======== RECORDED INFORMATION ========

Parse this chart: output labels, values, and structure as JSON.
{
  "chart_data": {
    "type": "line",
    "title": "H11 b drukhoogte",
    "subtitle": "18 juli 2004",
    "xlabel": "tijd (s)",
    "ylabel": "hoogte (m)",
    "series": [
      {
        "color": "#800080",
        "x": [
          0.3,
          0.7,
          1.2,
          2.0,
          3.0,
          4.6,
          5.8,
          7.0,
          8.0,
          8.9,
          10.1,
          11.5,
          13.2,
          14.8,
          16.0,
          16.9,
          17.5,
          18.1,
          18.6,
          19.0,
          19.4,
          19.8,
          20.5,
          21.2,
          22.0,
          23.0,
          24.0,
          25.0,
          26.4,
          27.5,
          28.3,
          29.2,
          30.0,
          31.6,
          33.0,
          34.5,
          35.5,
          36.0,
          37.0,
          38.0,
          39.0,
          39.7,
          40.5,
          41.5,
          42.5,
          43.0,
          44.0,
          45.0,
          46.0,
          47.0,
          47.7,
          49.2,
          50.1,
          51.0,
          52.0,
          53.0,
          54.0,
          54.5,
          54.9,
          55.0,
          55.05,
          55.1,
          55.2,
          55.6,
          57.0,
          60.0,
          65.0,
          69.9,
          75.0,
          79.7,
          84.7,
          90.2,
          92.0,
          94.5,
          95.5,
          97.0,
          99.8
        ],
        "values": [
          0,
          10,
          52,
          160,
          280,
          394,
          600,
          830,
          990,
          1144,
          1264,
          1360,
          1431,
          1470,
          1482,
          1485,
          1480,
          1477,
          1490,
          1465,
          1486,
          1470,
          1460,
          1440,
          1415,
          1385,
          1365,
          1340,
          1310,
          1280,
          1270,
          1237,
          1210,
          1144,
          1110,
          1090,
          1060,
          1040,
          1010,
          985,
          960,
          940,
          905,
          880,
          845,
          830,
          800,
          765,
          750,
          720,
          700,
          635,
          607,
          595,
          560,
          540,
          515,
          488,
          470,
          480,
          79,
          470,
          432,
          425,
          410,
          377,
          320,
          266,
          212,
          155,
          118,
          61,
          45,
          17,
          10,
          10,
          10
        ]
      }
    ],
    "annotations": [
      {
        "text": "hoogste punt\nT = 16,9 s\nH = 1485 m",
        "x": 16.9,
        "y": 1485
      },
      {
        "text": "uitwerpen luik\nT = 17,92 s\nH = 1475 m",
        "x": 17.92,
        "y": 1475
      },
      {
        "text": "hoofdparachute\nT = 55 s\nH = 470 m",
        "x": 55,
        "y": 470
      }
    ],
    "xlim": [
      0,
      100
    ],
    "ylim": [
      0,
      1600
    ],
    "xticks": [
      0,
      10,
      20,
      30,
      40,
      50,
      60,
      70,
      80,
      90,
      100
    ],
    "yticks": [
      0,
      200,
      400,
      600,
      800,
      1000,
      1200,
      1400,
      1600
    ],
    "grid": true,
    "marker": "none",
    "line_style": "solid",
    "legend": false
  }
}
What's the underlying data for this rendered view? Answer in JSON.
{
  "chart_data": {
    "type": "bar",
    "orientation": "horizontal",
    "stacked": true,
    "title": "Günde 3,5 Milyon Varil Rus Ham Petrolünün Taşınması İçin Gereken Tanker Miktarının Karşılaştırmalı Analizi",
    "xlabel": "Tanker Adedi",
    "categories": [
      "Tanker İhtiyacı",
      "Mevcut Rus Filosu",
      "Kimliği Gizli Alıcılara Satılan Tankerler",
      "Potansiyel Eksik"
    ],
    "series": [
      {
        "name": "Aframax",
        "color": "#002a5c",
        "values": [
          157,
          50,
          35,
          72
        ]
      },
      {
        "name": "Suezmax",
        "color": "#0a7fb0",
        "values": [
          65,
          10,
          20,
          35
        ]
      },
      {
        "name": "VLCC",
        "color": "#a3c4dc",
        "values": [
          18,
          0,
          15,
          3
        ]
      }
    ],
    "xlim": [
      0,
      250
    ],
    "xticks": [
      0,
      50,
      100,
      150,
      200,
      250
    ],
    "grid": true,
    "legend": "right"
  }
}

========

From the material above, copy each line that includes the word "name".

        "name": "Aframax",
        "name": "Suezmax",
        "name": "VLCC",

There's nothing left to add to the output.